Data provided:
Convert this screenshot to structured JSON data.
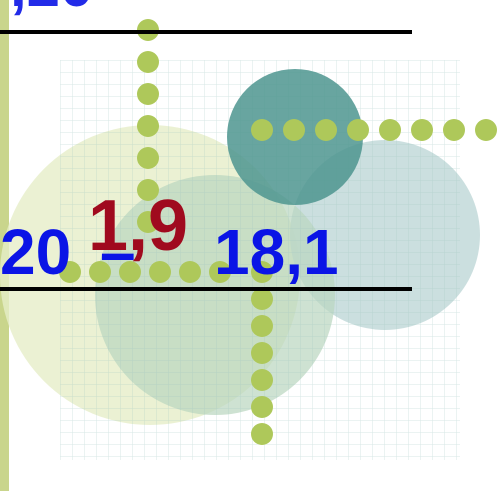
{
  "top_text": ",20",
  "expression": {
    "left": "20",
    "operator": "–",
    "right": "18,1"
  },
  "result": "1,9"
}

Stated problem:
Quote all the lines above exactly as given. Do not include the pictures.

Response:
Convert this screenshot to structured JSON data.
{
  "top_text": ",20",
  "expression": {
    "left": "20",
    "operator": "–",
    "right": "18,1"
  },
  "result": "1,9"
}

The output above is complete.